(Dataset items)
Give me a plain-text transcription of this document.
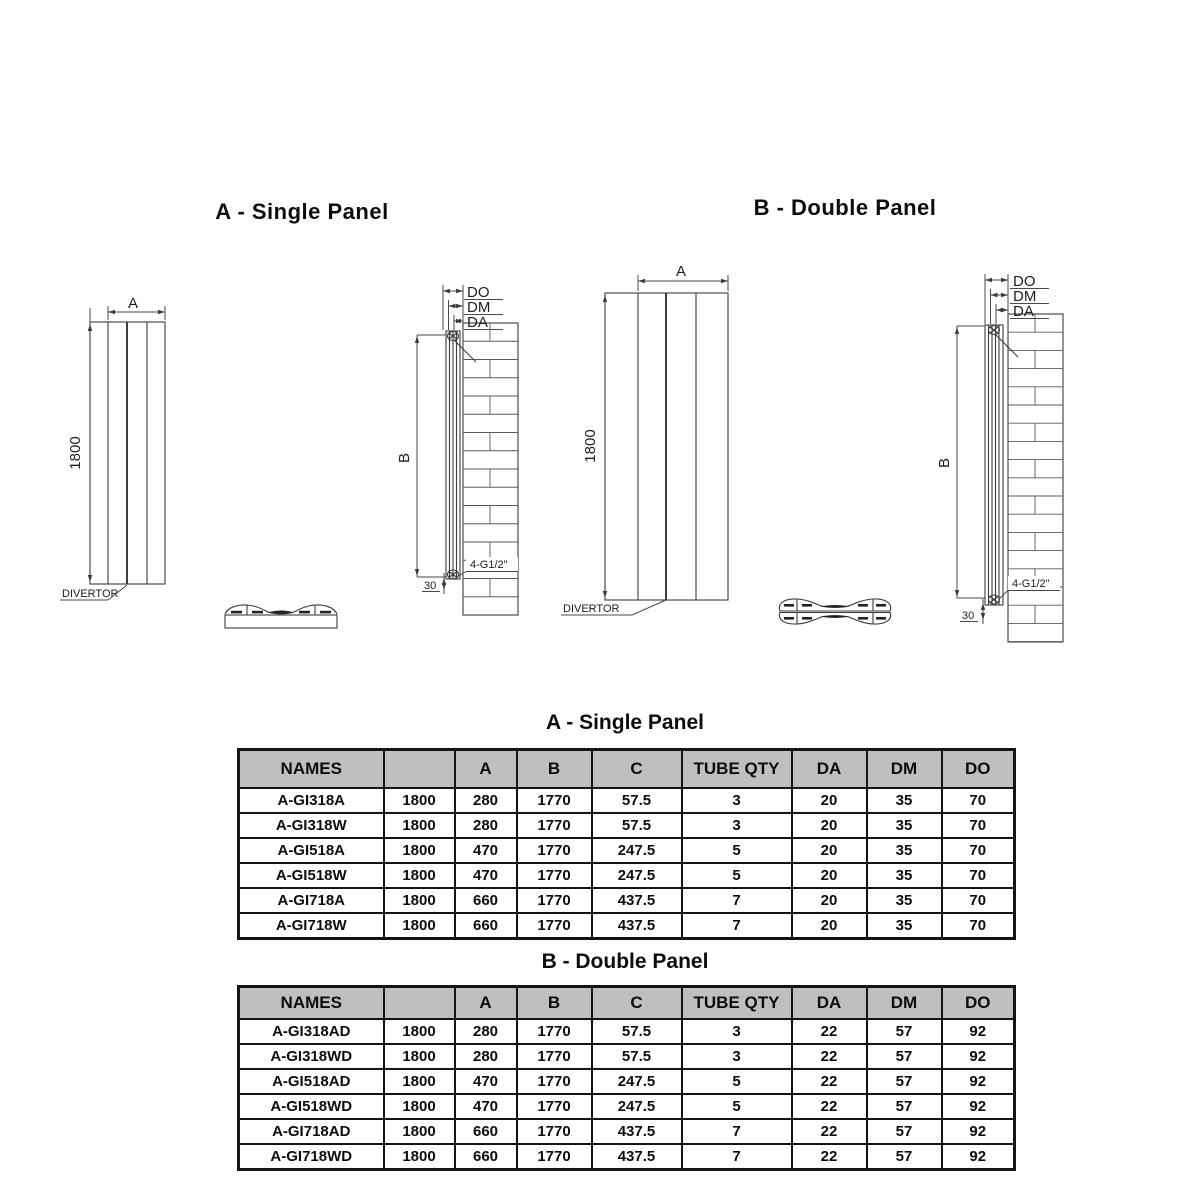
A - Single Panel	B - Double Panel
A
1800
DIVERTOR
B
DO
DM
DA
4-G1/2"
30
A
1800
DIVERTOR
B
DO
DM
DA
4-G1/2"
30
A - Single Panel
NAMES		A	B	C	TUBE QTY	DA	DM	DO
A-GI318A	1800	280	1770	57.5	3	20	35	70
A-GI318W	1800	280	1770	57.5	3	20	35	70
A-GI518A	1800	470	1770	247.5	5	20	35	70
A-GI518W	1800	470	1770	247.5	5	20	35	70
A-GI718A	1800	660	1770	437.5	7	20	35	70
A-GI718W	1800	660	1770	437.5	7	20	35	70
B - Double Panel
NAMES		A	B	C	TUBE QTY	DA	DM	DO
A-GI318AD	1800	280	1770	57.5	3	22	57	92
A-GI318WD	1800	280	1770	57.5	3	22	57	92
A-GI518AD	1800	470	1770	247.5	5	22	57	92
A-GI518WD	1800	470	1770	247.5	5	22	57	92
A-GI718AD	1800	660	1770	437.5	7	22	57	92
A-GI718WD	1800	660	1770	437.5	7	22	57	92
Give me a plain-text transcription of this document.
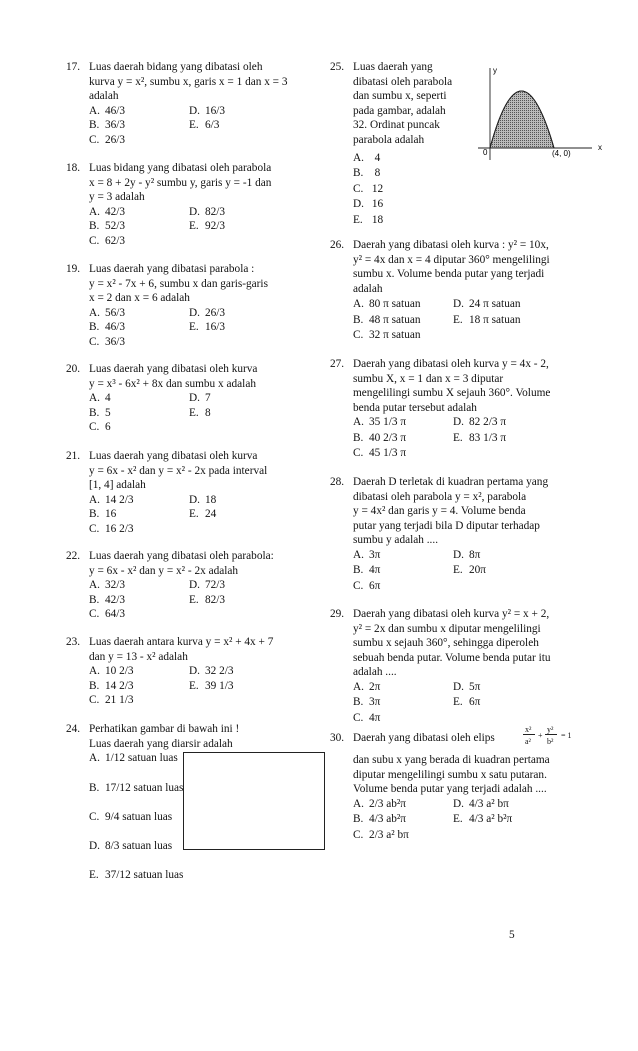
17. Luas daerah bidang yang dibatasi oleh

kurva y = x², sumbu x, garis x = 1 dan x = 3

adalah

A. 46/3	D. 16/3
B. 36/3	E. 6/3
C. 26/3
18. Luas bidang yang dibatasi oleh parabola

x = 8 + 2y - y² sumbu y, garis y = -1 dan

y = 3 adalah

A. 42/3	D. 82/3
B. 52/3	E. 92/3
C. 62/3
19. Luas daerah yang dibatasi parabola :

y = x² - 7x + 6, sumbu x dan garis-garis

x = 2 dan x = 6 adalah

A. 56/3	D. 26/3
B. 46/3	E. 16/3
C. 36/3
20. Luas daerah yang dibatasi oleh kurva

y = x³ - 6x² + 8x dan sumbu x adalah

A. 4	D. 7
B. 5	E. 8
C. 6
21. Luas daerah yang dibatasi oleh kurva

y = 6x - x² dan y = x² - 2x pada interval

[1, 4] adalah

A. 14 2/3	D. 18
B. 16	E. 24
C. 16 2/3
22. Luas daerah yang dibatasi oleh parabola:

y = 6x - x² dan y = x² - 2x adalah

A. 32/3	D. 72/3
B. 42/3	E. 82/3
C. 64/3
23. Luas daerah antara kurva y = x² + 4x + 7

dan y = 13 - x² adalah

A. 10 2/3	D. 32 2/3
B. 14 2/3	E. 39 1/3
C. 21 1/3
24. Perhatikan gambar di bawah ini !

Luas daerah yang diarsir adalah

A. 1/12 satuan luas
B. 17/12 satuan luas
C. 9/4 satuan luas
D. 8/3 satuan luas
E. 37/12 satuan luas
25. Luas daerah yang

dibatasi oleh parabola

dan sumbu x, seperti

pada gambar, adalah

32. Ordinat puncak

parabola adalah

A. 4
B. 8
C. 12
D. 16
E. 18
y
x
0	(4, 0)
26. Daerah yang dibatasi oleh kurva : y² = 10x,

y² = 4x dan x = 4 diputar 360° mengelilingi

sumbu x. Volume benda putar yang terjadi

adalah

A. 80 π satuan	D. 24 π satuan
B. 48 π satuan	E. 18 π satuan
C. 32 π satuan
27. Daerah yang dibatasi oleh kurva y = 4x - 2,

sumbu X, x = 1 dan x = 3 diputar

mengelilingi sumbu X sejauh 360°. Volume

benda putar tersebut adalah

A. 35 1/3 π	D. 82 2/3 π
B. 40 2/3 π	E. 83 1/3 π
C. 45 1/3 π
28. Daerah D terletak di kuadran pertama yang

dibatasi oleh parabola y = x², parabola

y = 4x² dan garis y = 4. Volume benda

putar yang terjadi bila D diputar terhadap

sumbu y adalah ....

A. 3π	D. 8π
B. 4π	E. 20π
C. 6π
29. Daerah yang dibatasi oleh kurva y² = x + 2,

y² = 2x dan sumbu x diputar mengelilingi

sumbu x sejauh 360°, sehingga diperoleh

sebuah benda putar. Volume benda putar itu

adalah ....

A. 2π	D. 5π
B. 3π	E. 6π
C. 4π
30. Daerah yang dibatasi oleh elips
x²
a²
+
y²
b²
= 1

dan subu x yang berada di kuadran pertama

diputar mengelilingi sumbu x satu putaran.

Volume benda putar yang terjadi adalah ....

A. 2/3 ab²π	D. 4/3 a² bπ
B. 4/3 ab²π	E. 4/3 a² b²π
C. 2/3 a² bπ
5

==

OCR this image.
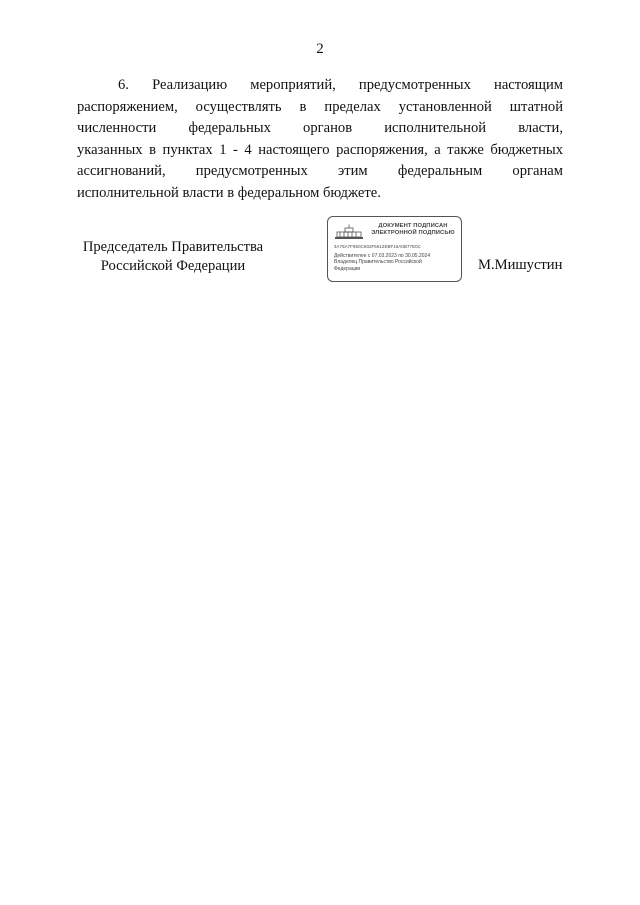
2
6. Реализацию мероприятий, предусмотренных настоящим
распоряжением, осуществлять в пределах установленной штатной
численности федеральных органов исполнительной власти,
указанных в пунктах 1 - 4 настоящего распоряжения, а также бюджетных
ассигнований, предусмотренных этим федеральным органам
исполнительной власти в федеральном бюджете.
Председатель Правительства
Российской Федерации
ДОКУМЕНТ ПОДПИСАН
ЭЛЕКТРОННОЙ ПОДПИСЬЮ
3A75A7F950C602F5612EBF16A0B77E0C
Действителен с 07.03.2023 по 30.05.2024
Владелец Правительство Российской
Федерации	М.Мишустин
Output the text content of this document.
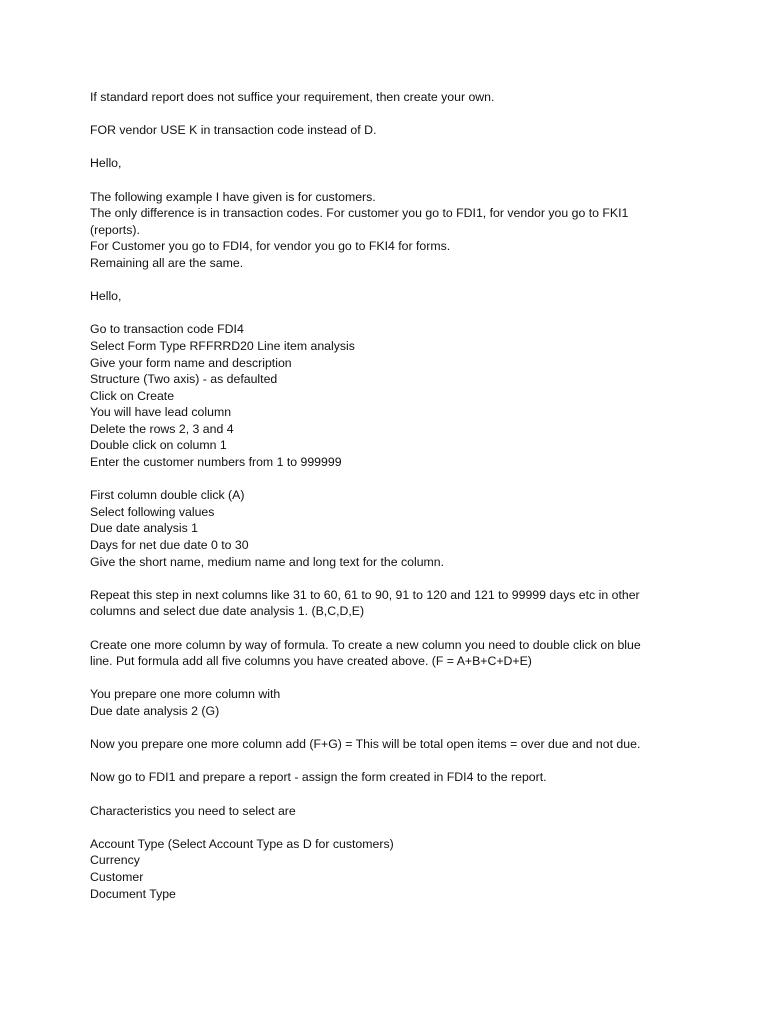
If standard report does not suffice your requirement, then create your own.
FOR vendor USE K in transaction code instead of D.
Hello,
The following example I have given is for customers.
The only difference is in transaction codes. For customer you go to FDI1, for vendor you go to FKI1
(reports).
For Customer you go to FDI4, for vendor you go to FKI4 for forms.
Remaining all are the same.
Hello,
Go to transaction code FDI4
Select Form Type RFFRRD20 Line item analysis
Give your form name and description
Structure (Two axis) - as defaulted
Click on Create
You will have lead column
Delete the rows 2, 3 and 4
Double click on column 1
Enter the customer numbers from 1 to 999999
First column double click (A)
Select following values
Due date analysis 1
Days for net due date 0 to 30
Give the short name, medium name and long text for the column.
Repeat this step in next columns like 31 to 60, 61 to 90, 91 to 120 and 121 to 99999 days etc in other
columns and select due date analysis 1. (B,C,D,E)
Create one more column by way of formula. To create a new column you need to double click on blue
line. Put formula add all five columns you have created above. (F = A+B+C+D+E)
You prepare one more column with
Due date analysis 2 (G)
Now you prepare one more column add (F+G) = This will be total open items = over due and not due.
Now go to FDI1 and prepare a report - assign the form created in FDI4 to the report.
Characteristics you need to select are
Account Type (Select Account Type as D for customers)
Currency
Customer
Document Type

**Given instruction:**
Every line of the records that includes the word "Panel" should be gathered.

**Exercise answer:**
A - Single Panel	B - Double Panel
A - Single Panel
B - Double Panel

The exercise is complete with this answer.